مَا ضَلَّ قَوْمٌ بَعْدَ هُدًى كَانُوا عَلَيْهِ إِلَّا أُوتُوا الْجَدَلَ ثُمَّ تَلَا رَسُولُ اللَّهِ صَلَّى اللَّهُ عَلَيْهِ وَسَلَّمَ هَذِهِ الْآيَةَ: مَا ضَرَبُوهُ لَكَ إِلَّا جَدَلًا بَلْ هُمْ قَوْمٌ خَصِمُونَ

“Tidaklah suatu kaum tersesat setelah tadinya mereka berada di atas petunjuk kecuali karena mereka adalah kaum yang senang melakukan perdebatan.” Kemudian beliau membaca ayat ini,

مَا ضَرَبُوهُ لَكَ إِلا جَدَلا بَلْ هُمْ قَوْمٌ خَصِمُونَ

“Mereka tidak memberikan perumpamaan itu kepadamu melainkan dengan maksud berdebat saja, sebenarnya mereka adalah kaum yang suka bertengkar.” (QS. Az-Zukhruf: 58) (HR. At-Tirmizi no. 3253, Ibnu Majah no. 47)

→ **Daftar Entri**
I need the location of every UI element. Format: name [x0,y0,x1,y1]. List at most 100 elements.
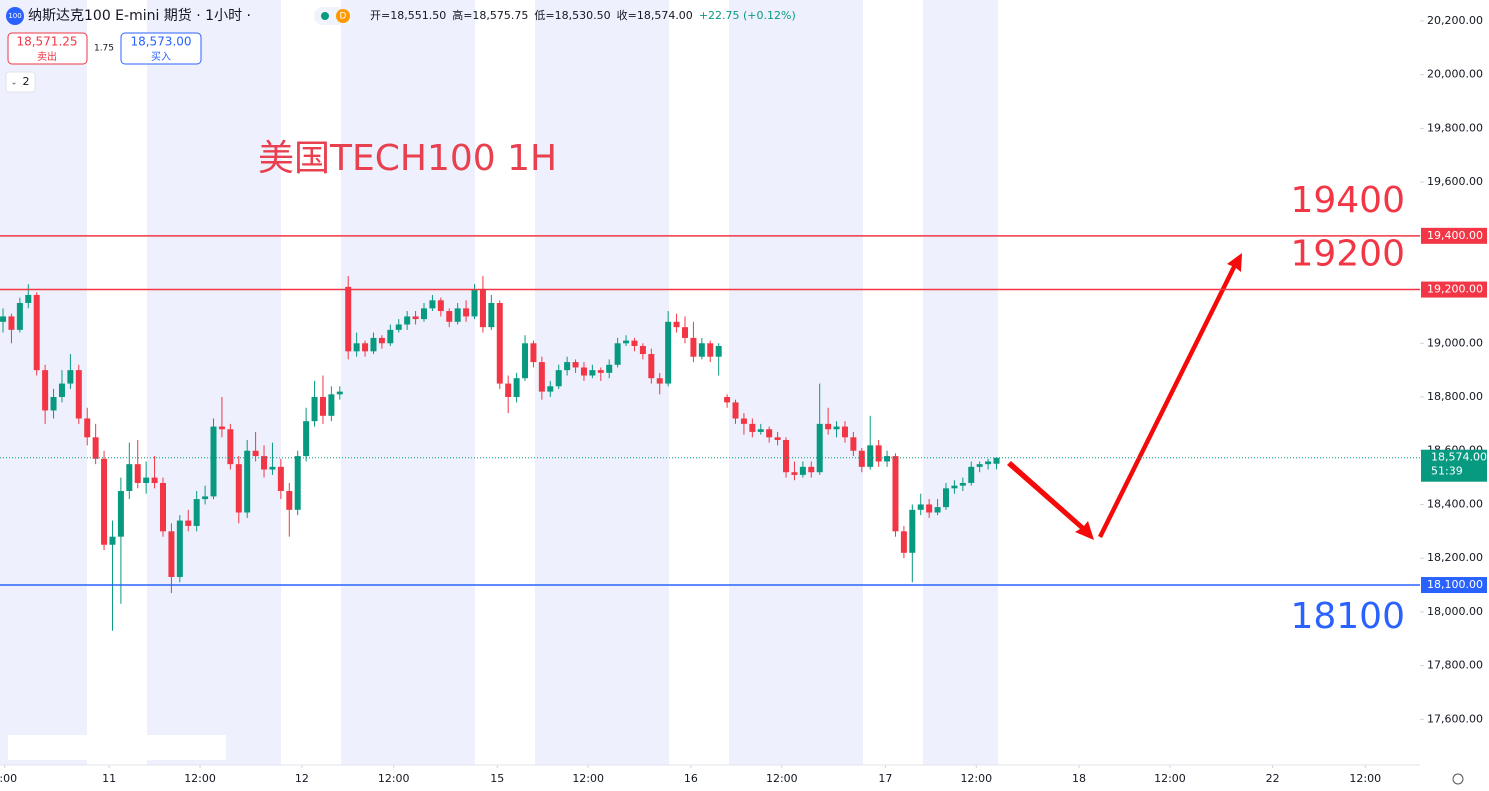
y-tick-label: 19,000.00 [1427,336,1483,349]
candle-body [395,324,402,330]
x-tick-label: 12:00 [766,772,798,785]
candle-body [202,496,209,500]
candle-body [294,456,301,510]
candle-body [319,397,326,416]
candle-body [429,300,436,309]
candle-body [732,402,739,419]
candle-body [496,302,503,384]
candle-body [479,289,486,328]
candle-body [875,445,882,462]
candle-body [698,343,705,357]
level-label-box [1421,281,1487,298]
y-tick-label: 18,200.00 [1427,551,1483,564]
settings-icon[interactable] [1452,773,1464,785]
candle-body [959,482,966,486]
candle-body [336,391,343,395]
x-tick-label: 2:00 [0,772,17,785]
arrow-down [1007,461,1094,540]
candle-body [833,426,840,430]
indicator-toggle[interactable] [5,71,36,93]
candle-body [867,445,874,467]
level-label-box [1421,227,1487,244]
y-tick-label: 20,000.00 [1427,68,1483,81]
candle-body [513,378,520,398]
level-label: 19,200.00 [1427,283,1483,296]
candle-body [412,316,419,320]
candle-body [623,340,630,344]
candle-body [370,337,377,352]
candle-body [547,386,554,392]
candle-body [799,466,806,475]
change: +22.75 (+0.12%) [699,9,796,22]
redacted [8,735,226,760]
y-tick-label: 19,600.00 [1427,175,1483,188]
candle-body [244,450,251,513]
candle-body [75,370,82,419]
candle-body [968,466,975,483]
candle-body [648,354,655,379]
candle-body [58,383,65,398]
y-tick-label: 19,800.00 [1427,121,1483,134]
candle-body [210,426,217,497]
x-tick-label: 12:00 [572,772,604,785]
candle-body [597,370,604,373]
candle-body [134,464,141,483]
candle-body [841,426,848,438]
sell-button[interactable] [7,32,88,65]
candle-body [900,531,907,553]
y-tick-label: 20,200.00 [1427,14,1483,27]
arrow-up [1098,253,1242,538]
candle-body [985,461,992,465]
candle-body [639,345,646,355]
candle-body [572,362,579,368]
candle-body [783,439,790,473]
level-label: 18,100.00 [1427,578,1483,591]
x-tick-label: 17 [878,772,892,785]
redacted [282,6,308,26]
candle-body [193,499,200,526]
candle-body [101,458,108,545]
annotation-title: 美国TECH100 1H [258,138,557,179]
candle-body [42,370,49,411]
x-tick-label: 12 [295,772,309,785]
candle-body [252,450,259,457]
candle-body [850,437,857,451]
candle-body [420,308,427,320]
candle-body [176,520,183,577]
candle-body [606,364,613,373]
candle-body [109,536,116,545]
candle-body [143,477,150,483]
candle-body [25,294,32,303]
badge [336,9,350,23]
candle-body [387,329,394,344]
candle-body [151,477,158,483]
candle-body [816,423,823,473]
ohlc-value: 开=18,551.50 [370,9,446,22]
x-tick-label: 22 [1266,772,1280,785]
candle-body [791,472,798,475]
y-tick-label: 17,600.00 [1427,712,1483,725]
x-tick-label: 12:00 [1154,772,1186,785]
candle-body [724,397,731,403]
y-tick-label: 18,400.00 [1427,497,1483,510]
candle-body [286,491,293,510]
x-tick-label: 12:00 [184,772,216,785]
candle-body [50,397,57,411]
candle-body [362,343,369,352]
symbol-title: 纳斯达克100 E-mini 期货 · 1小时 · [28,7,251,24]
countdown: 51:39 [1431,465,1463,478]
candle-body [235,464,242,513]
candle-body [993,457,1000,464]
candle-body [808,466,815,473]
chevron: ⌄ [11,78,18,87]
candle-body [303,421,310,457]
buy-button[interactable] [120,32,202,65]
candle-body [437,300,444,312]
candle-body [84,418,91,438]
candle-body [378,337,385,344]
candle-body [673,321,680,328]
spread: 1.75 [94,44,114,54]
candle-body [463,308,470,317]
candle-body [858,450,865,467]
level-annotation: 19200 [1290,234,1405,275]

→ **Daftar Tugas**
1. Menurut kutipan teks tentang perdebatan, apa yang membuat suatu kaum tersesat setelah sebelumnya berada di atas petunjuk?
2. Tolong tuliskan kembali baris-baris dalam entri, mulai dari baris yang memuat "y-tick-label: 19,000.00 [1427,336,1483,349]" sampai baris yang memuat "annotation-title: 美国TECH100 1H", dengan kedua baris itu ikut disertakan.

→ **Jawaban Setiap Tugas**
1. Karena mereka adalah kaum yang senang melakukan perdebatan.

2.
y-tick-label: 19,000.00 [1427,336,1483,349]
candle-body [395,324,402,330]
x-tick-label: 12:00 [766,772,798,785]
candle-body [202,496,209,500]
candle-body [294,456,301,510]
candle-body [319,397,326,416]
candle-body [429,300,436,309]
candle-body [732,402,739,419]
candle-body [496,302,503,384]
candle-body [479,289,486,328]
candle-body [875,445,882,462]
candle-body [698,343,705,357]
level-label-box [1421,281,1487,298]
y-tick-label: 18,200.00 [1427,551,1483,564]
settings-icon[interactable] [1452,773,1464,785]
candle-body [959,482,966,486]
candle-body [336,391,343,395]
x-tick-label: 2:00 [0,772,17,785]
arrow-down [1007,461,1094,540]
candle-body [833,426,840,430]
indicator-toggle[interactable] [5,71,36,93]
candle-body [867,445,874,467]
level-label-box [1421,227,1487,244]
y-tick-label: 20,000.00 [1427,68,1483,81]
candle-body [513,378,520,398]
level-label: 19,200.00 [1427,283,1483,296]
candle-body [412,316,419,320]
candle-body [623,340,630,344]
candle-body [370,337,377,352]
candle-body [547,386,554,392]
candle-body [799,466,806,475]
change: +22.75 (+0.12%) [699,9,796,22]
redacted [8,735,226,760]
y-tick-label: 19,600.00 [1427,175,1483,188]
candle-body [244,450,251,513]
candle-body [75,370,82,419]
candle-body [968,466,975,483]
candle-body [648,354,655,379]
candle-body [58,383,65,398]
y-tick-label: 19,800.00 [1427,121,1483,134]
candle-body [210,426,217,497]
x-tick-label: 12:00 [572,772,604,785]
candle-body [597,370,604,373]
candle-body [134,464,141,483]
candle-body [841,426,848,438]
sell-button[interactable] [7,32,88,65]
candle-body [900,531,907,553]
y-tick-label: 20,200.00 [1427,14,1483,27]
arrow-up [1098,253,1242,538]
candle-body [985,461,992,465]
candle-body [639,345,646,355]
candle-body [572,362,579,368]
candle-body [783,439,790,473]
level-label: 18,100.00 [1427,578,1483,591]
x-tick-label: 17 [878,772,892,785]
redacted [282,6,308,26]
candle-body [193,499,200,526]
candle-body [101,458,108,545]
annotation-title: 美国TECH100 1H [258,138,557,179]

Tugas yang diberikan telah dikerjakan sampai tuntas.